* What is needed: Reproduce the full set of records verbatim.

* Given records:
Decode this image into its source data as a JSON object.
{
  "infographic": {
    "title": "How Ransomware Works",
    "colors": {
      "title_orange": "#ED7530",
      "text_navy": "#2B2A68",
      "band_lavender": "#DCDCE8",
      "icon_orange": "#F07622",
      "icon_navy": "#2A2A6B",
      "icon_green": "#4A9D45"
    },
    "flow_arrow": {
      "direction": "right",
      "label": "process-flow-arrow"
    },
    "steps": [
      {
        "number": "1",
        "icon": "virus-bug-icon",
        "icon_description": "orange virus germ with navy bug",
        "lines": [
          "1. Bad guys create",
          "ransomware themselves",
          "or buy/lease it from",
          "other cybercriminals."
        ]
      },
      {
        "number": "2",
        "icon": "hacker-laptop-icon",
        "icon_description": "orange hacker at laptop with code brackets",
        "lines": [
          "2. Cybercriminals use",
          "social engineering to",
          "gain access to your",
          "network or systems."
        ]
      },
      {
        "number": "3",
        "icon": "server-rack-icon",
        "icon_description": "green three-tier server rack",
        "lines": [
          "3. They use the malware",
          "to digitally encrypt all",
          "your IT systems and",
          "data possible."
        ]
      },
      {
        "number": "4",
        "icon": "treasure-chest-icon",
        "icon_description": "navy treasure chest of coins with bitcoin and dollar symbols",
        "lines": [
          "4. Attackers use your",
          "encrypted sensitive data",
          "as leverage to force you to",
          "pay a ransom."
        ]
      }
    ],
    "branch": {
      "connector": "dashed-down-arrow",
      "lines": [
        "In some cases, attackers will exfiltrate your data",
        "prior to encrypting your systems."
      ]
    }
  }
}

* Answer box:
Decode this image into its source data as a JSON object.
{
  "infographic": {
    "title": "How Ransomware Works",
    "colors": {
      "title_orange": "#ED7530",
      "text_navy": "#2B2A68",
      "band_lavender": "#DCDCE8",
      "icon_orange": "#F07622",
      "icon_navy": "#2A2A6B",
      "icon_green": "#4A9D45"
    },
    "flow_arrow": {
      "direction": "right",
      "label": "process-flow-arrow"
    },
    "steps": [
      {
        "number": "1",
        "icon": "virus-bug-icon",
        "icon_description": "orange virus germ with navy bug",
        "lines": [
          "1. Bad guys create",
          "ransomware themselves",
          "or buy/lease it from",
          "other cybercriminals."
        ]
      },
      {
        "number": "2",
        "icon": "hacker-laptop-icon",
        "icon_description": "orange hacker at laptop with code brackets",
        "lines": [
          "2. Cybercriminals use",
          "social engineering to",
          "gain access to your",
          "network or systems."
        ]
      },
      {
        "number": "3",
        "icon": "server-rack-icon",
        "icon_description": "green three-tier server rack",
        "lines": [
          "3. They use the malware",
          "to digitally encrypt all",
          "your IT systems and",
          "data possible."
        ]
      },
      {
        "number": "4",
        "icon": "treasure-chest-icon",
        "icon_description": "navy treasure chest of coins with bitcoin and dollar symbols",
        "lines": [
          "4. Attackers use your",
          "encrypted sensitive data",
          "as leverage to force you to",
          "pay a ransom."
        ]
      }
    ],
    "branch": {
      "connector": "dashed-down-arrow",
      "lines": [
        "In some cases, attackers will exfiltrate your data",
        "prior to encrypting your systems."
      ]
    }
  }
}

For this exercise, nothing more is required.